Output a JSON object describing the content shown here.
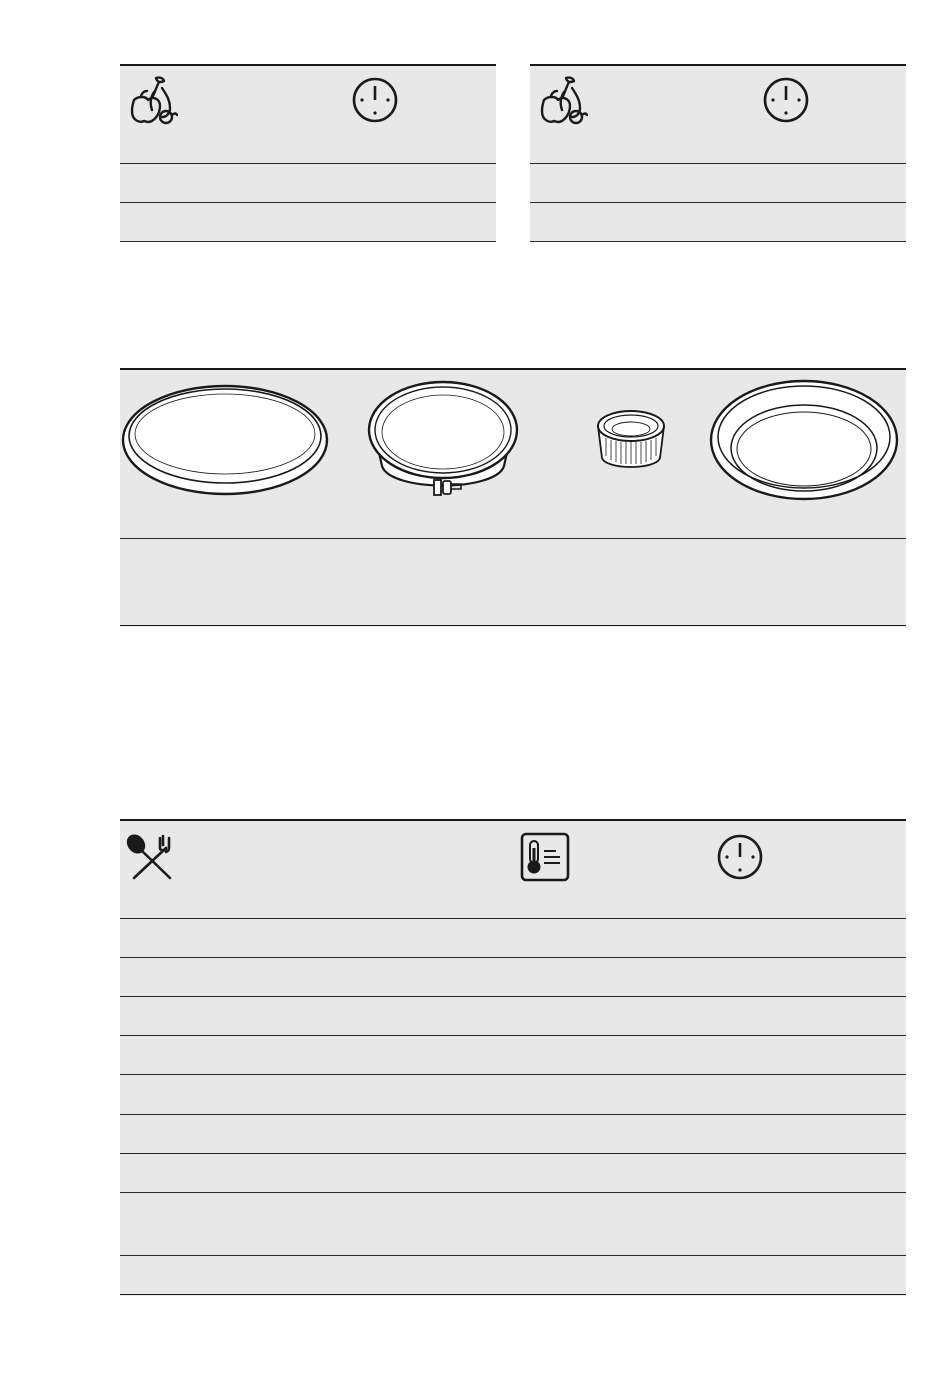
{
  "drying_table_left": {
    "header_icons": [
      "fruit-icon",
      "clock-icon"
    ],
    "rows": [
      {
        "food": "",
        "time": ""
      },
      {
        "food": "",
        "time": ""
      }
    ]
  },
  "drying_table_right": {
    "header_icons": [
      "fruit-icon",
      "clock-icon"
    ],
    "rows": [
      {
        "food": "",
        "time": ""
      },
      {
        "food": "",
        "time": ""
      }
    ]
  },
  "bakeware_table": {
    "images": [
      "flan-tin-icon",
      "springform-tin-icon",
      "ramekin-icon",
      "pie-dish-icon"
    ],
    "captions": [
      "",
      "",
      "",
      ""
    ]
  },
  "cooking_table": {
    "header_icons": [
      "cutlery-icon",
      "thermometer-icon",
      "clock-icon"
    ],
    "rows": [
      {
        "dish": "",
        "temperature": "",
        "time": ""
      },
      {
        "dish": "",
        "temperature": "",
        "time": ""
      },
      {
        "dish": "",
        "temperature": "",
        "time": ""
      },
      {
        "dish": "",
        "temperature": "",
        "time": ""
      },
      {
        "dish": "",
        "temperature": "",
        "time": ""
      },
      {
        "dish": "",
        "temperature": "",
        "time": ""
      },
      {
        "dish": "",
        "temperature": "",
        "time": ""
      },
      {
        "dish": "",
        "temperature": "",
        "time": ""
      },
      {
        "dish": "",
        "temperature": "",
        "time": ""
      }
    ]
  }
}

- GIVEN PROBLEM -
Every record above should be written out again exactly; the pictures stay out of the copy.

- EXERCISE SOLUTION -
Output a JSON object describing the content shown here.
{
  "drying_table_left": {
    "header_icons": [
      "fruit-icon",
      "clock-icon"
    ],
    "rows": [
      {
        "food": "",
        "time": ""
      },
      {
        "food": "",
        "time": ""
      }
    ]
  },
  "drying_table_right": {
    "header_icons": [
      "fruit-icon",
      "clock-icon"
    ],
    "rows": [
      {
        "food": "",
        "time": ""
      },
      {
        "food": "",
        "time": ""
      }
    ]
  },
  "bakeware_table": {
    "images": [
      "flan-tin-icon",
      "springform-tin-icon",
      "ramekin-icon",
      "pie-dish-icon"
    ],
    "captions": [
      "",
      "",
      "",
      ""
    ]
  },
  "cooking_table": {
    "header_icons": [
      "cutlery-icon",
      "thermometer-icon",
      "clock-icon"
    ],
    "rows": [
      {
        "dish": "",
        "temperature": "",
        "time": ""
      },
      {
        "dish": "",
        "temperature": "",
        "time": ""
      },
      {
        "dish": "",
        "temperature": "",
        "time": ""
      },
      {
        "dish": "",
        "temperature": "",
        "time": ""
      },
      {
        "dish": "",
        "temperature": "",
        "time": ""
      },
      {
        "dish": "",
        "temperature": "",
        "time": ""
      },
      {
        "dish": "",
        "temperature": "",
        "time": ""
      },
      {
        "dish": "",
        "temperature": "",
        "time": ""
      },
      {
        "dish": "",
        "temperature": "",
        "time": ""
      }
    ]
  }
}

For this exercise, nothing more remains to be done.